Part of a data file
***

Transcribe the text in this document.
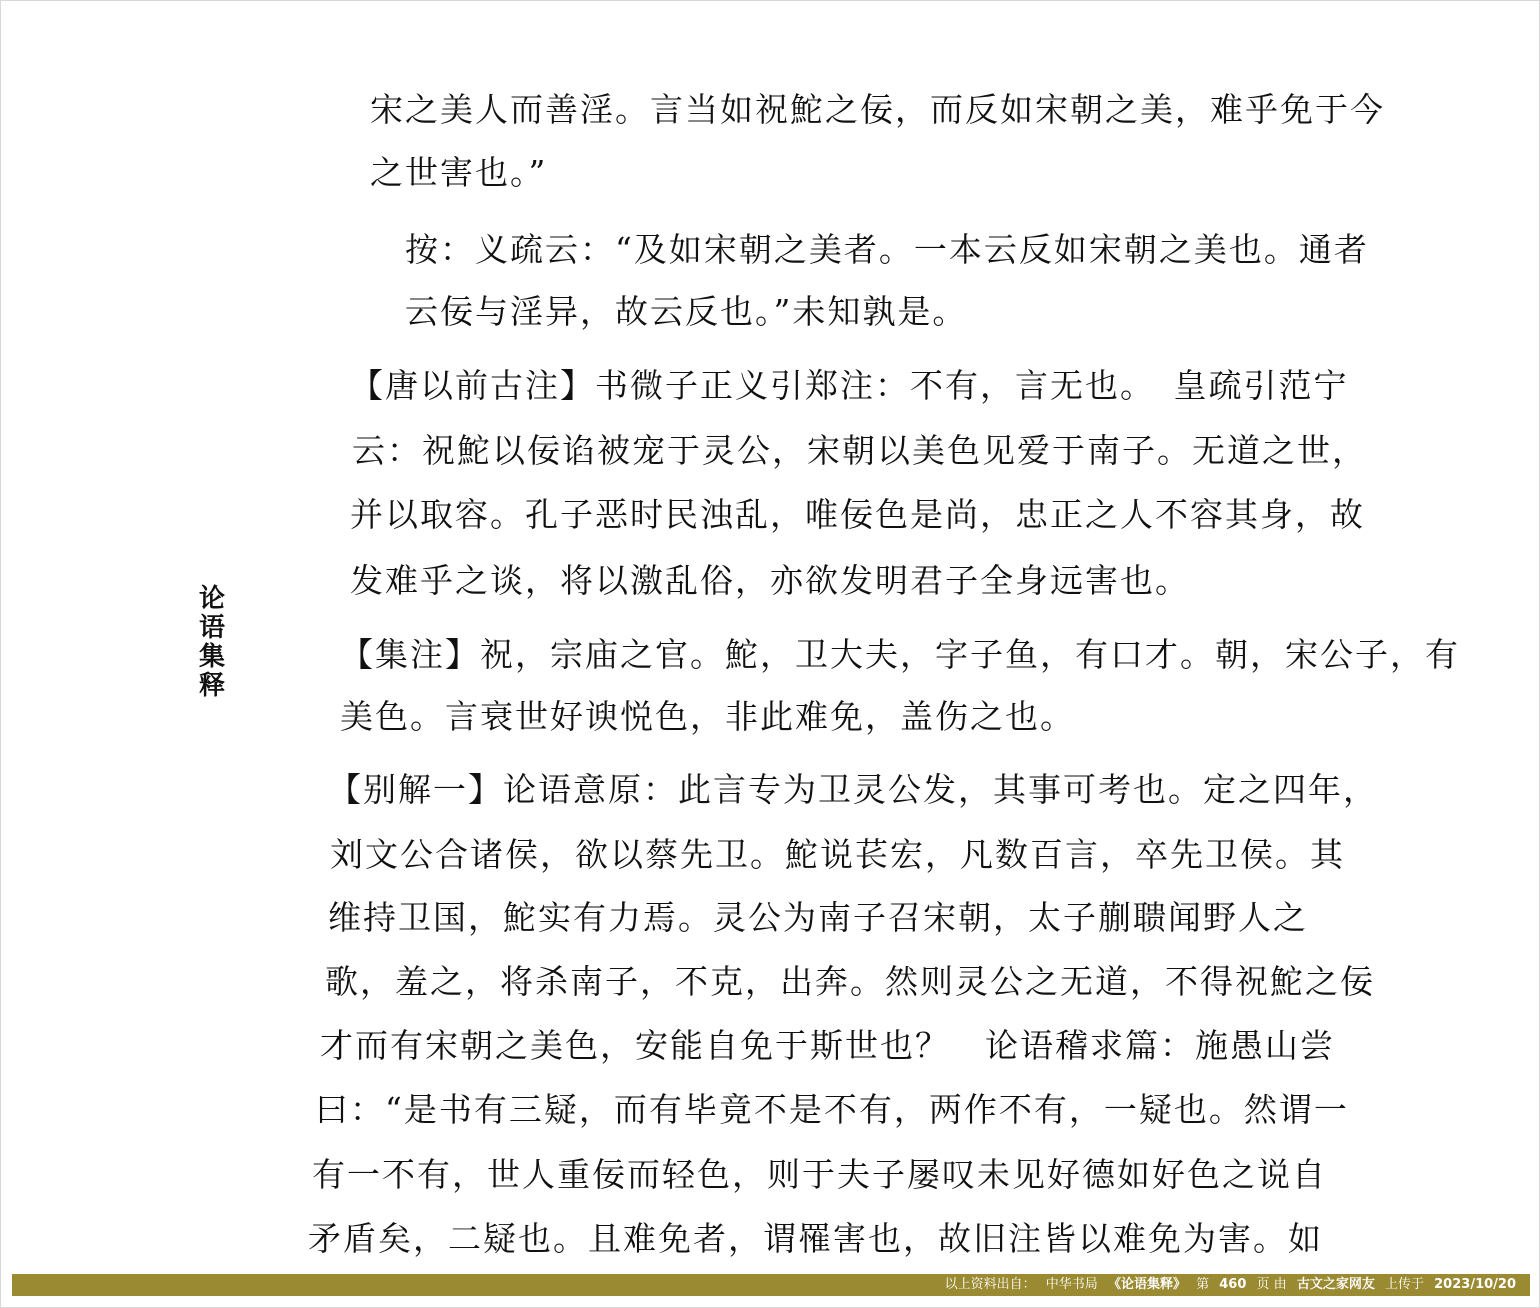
论
语
集
释
宋之美人而善淫。言当如祝鮀之佞，而反如宋朝之美，难乎免于今
之世害也。”
按：义疏云：“及如宋朝之美者。一本云反如宋朝之美也。通者
云佞与淫异，故云反也。”未知孰是。
【唐以前古注】书微子正义引郑注：不有，言无也。　皇疏引范宁
云：祝鮀以佞谄被宠于灵公，宋朝以美色见爱于南子。无道之世，
并以取容。孔子恶时民浊乱，唯佞色是尚，忠正之人不容其身，故
发难乎之谈，将以激乱俗，亦欲发明君子全身远害也。
【集注】祝，宗庙之官。鮀，卫大夫，字子鱼，有口才。朝，宋公子，有
美色。言衰世好谀悦色，非此难免，盖伤之也。
【别解一】论语意原：此言专为卫灵公发，其事可考也。定之四年，
刘文公合诸侯，欲以蔡先卫。鮀说苌宏，凡数百言，卒先卫侯。其
维持卫国，鮀实有力焉。灵公为南子召宋朝，太子蒯聩闻野人之
歌，羞之，将杀南子，不克，出奔。然则灵公之无道，不得祝鮀之佞
才而有宋朝之美色，安能自免于斯世也？　论语稽求篇：施愚山尝
曰：“是书有三疑，而有毕竟不是不有，两作不有，一疑也。然谓一
有一不有，世人重佞而轻色，则于夫子屡叹未见好德如好色之说自
矛盾矣，二疑也。且难免者，谓罹害也，故旧注皆以难免为害。如
以上资料出自： 中华书局 《论语集释》 第 460 页 由 古文之家网友 上传于 2023/10/20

***

> _Your objective_: Copy the listing exactly. Any image in it stays out of the copy.

> _Result for this task_:
Transcribe the text in this document.
论
语
集
释
宋之美人而善淫。言当如祝鮀之佞，而反如宋朝之美，难乎免于今
之世害也。”
按：义疏云：“及如宋朝之美者。一本云反如宋朝之美也。通者
云佞与淫异，故云反也。”未知孰是。
【唐以前古注】书微子正义引郑注：不有，言无也。　皇疏引范宁
云：祝鮀以佞谄被宠于灵公，宋朝以美色见爱于南子。无道之世，
并以取容。孔子恶时民浊乱，唯佞色是尚，忠正之人不容其身，故
发难乎之谈，将以激乱俗，亦欲发明君子全身远害也。
【集注】祝，宗庙之官。鮀，卫大夫，字子鱼，有口才。朝，宋公子，有
美色。言衰世好谀悦色，非此难免，盖伤之也。
【别解一】论语意原：此言专为卫灵公发，其事可考也。定之四年，
刘文公合诸侯，欲以蔡先卫。鮀说苌宏，凡数百言，卒先卫侯。其
维持卫国，鮀实有力焉。灵公为南子召宋朝，太子蒯聩闻野人之
歌，羞之，将杀南子，不克，出奔。然则灵公之无道，不得祝鮀之佞
才而有宋朝之美色，安能自免于斯世也？　论语稽求篇：施愚山尝
曰：“是书有三疑，而有毕竟不是不有，两作不有，一疑也。然谓一
有一不有，世人重佞而轻色，则于夫子屡叹未见好德如好色之说自
矛盾矣，二疑也。且难免者，谓罹害也，故旧注皆以难免为害。如
以上资料出自： 中华书局 《论语集释》 第 460 页 由 古文之家网友 上传于 2023/10/20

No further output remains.